■ Short problem ■
Write out each entry again. Keep every word exactly as it is.

○ ○ ○ ○ ○

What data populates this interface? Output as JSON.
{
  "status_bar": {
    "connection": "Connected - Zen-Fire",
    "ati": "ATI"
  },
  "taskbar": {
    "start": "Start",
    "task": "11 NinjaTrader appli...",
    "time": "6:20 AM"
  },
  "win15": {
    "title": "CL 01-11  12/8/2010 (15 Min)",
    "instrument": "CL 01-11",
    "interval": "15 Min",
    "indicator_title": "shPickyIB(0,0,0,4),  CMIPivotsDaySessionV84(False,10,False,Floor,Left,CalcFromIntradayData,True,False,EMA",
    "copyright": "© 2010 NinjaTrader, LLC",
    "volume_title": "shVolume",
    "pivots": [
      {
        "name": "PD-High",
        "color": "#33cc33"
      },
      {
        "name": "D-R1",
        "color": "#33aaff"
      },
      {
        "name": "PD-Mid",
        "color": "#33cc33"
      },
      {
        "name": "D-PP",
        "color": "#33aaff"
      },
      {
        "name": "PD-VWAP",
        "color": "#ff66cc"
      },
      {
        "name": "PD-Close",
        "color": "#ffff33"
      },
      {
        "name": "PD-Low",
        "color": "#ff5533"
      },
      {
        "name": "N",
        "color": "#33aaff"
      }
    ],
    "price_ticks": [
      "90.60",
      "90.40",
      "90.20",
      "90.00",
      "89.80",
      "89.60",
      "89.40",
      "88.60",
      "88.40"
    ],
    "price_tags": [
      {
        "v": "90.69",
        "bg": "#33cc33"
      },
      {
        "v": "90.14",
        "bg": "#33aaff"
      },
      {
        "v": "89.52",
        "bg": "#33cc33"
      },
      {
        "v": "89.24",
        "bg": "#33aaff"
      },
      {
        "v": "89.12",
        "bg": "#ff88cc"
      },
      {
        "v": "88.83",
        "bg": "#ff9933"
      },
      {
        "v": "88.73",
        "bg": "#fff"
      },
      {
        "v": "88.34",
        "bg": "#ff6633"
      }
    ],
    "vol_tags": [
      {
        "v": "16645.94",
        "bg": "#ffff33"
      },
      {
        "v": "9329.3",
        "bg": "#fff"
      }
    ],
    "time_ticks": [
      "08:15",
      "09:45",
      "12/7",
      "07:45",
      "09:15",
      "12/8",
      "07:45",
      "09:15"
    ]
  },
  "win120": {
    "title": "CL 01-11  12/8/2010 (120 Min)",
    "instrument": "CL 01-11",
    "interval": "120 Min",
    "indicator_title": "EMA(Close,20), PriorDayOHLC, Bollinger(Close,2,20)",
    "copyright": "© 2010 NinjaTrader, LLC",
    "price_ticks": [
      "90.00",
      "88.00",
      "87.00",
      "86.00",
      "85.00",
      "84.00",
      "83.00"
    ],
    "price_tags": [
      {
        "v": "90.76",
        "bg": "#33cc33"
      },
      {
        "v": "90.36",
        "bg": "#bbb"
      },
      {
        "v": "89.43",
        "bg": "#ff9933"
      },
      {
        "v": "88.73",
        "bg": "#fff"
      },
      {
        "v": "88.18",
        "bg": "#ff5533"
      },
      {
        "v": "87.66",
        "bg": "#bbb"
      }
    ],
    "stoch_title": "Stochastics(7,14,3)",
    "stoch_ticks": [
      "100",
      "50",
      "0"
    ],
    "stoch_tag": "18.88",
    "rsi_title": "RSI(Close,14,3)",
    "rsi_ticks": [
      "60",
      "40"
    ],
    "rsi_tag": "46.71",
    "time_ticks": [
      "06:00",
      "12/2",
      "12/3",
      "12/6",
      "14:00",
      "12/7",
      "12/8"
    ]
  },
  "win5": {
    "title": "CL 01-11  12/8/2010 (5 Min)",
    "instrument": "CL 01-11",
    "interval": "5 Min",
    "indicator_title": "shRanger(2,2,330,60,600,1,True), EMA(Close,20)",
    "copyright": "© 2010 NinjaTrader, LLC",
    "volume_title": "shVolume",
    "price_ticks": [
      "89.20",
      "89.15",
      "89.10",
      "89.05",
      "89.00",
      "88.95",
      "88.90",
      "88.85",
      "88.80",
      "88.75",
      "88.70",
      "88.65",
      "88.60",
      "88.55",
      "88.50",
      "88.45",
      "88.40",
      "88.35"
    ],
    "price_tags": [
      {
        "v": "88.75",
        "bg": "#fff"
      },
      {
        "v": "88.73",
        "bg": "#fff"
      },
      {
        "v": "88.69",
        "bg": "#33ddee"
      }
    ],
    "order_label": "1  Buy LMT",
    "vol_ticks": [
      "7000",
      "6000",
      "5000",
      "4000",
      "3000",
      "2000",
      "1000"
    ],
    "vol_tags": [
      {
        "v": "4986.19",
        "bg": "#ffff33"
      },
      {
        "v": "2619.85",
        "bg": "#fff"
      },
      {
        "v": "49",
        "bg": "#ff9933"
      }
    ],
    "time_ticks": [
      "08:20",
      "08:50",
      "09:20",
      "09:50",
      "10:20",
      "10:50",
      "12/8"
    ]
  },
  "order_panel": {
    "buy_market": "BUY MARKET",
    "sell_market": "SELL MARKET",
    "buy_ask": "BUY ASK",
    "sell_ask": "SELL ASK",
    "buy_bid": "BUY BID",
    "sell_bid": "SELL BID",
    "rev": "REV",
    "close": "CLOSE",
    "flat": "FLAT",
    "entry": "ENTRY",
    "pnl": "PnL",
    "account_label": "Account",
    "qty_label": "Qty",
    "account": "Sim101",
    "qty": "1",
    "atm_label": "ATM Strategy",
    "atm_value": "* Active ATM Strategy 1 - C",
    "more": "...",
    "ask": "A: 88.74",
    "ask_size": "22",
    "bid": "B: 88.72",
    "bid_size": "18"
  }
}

○ ○ ○ ○ ○

■ The result ■
What data populates this interface? Output as JSON.
{
  "status_bar": {
    "connection": "Connected - Zen-Fire",
    "ati": "ATI"
  },
  "taskbar": {
    "start": "Start",
    "task": "11 NinjaTrader appli...",
    "time": "6:20 AM"
  },
  "win15": {
    "title": "CL 01-11  12/8/2010 (15 Min)",
    "instrument": "CL 01-11",
    "interval": "15 Min",
    "indicator_title": "shPickyIB(0,0,0,4),  CMIPivotsDaySessionV84(False,10,False,Floor,Left,CalcFromIntradayData,True,False,EMA",
    "copyright": "© 2010 NinjaTrader, LLC",
    "volume_title": "shVolume",
    "pivots": [
      {
        "name": "PD-High",
        "color": "#33cc33"
      },
      {
        "name": "D-R1",
        "color": "#33aaff"
      },
      {
        "name": "PD-Mid",
        "color": "#33cc33"
      },
      {
        "name": "D-PP",
        "color": "#33aaff"
      },
      {
        "name": "PD-VWAP",
        "color": "#ff66cc"
      },
      {
        "name": "PD-Close",
        "color": "#ffff33"
      },
      {
        "name": "PD-Low",
        "color": "#ff5533"
      },
      {
        "name": "N",
        "color": "#33aaff"
      }
    ],
    "price_ticks": [
      "90.60",
      "90.40",
      "90.20",
      "90.00",
      "89.80",
      "89.60",
      "89.40",
      "88.60",
      "88.40"
    ],
    "price_tags": [
      {
        "v": "90.69",
        "bg": "#33cc33"
      },
      {
        "v": "90.14",
        "bg": "#33aaff"
      },
      {
        "v": "89.52",
        "bg": "#33cc33"
      },
      {
        "v": "89.24",
        "bg": "#33aaff"
      },
      {
        "v": "89.12",
        "bg": "#ff88cc"
      },
      {
        "v": "88.83",
        "bg": "#ff9933"
      },
      {
        "v": "88.73",
        "bg": "#fff"
      },
      {
        "v": "88.34",
        "bg": "#ff6633"
      }
    ],
    "vol_tags": [
      {
        "v": "16645.94",
        "bg": "#ffff33"
      },
      {
        "v": "9329.3",
        "bg": "#fff"
      }
    ],
    "time_ticks": [
      "08:15",
      "09:45",
      "12/7",
      "07:45",
      "09:15",
      "12/8",
      "07:45",
      "09:15"
    ]
  },
  "win120": {
    "title": "CL 01-11  12/8/2010 (120 Min)",
    "instrument": "CL 01-11",
    "interval": "120 Min",
    "indicator_title": "EMA(Close,20), PriorDayOHLC, Bollinger(Close,2,20)",
    "copyright": "© 2010 NinjaTrader, LLC",
    "price_ticks": [
      "90.00",
      "88.00",
      "87.00",
      "86.00",
      "85.00",
      "84.00",
      "83.00"
    ],
    "price_tags": [
      {
        "v": "90.76",
        "bg": "#33cc33"
      },
      {
        "v": "90.36",
        "bg": "#bbb"
      },
      {
        "v": "89.43",
        "bg": "#ff9933"
      },
      {
        "v": "88.73",
        "bg": "#fff"
      },
      {
        "v": "88.18",
        "bg": "#ff5533"
      },
      {
        "v": "87.66",
        "bg": "#bbb"
      }
    ],
    "stoch_title": "Stochastics(7,14,3)",
    "stoch_ticks": [
      "100",
      "50",
      "0"
    ],
    "stoch_tag": "18.88",
    "rsi_title": "RSI(Close,14,3)",
    "rsi_ticks": [
      "60",
      "40"
    ],
    "rsi_tag": "46.71",
    "time_ticks": [
      "06:00",
      "12/2",
      "12/3",
      "12/6",
      "14:00",
      "12/7",
      "12/8"
    ]
  },
  "win5": {
    "title": "CL 01-11  12/8/2010 (5 Min)",
    "instrument": "CL 01-11",
    "interval": "5 Min",
    "indicator_title": "shRanger(2,2,330,60,600,1,True), EMA(Close,20)",
    "copyright": "© 2010 NinjaTrader, LLC",
    "volume_title": "shVolume",
    "price_ticks": [
      "89.20",
      "89.15",
      "89.10",
      "89.05",
      "89.00",
      "88.95",
      "88.90",
      "88.85",
      "88.80",
      "88.75",
      "88.70",
      "88.65",
      "88.60",
      "88.55",
      "88.50",
      "88.45",
      "88.40",
      "88.35"
    ],
    "price_tags": [
      {
        "v": "88.75",
        "bg": "#fff"
      },
      {
        "v": "88.73",
        "bg": "#fff"
      },
      {
        "v": "88.69",
        "bg": "#33ddee"
      }
    ],
    "order_label": "1  Buy LMT",
    "vol_ticks": [
      "7000",
      "6000",
      "5000",
      "4000",
      "3000",
      "2000",
      "1000"
    ],
    "vol_tags": [
      {
        "v": "4986.19",
        "bg": "#ffff33"
      },
      {
        "v": "2619.85",
        "bg": "#fff"
      },
      {
        "v": "49",
        "bg": "#ff9933"
      }
    ],
    "time_ticks": [
      "08:20",
      "08:50",
      "09:20",
      "09:50",
      "10:20",
      "10:50",
      "12/8"
    ]
  },
  "order_panel": {
    "buy_market": "BUY MARKET",
    "sell_market": "SELL MARKET",
    "buy_ask": "BUY ASK",
    "sell_ask": "SELL ASK",
    "buy_bid": "BUY BID",
    "sell_bid": "SELL BID",
    "rev": "REV",
    "close": "CLOSE",
    "flat": "FLAT",
    "entry": "ENTRY",
    "pnl": "PnL",
    "account_label": "Account",
    "qty_label": "Qty",
    "account": "Sim101",
    "qty": "1",
    "atm_label": "ATM Strategy",
    "atm_value": "* Active ATM Strategy 1 - C",
    "more": "...",
    "ask": "A: 88.74",
    "ask_size": "22",
    "bid": "B: 88.72",
    "bid_size": "18"
  }
}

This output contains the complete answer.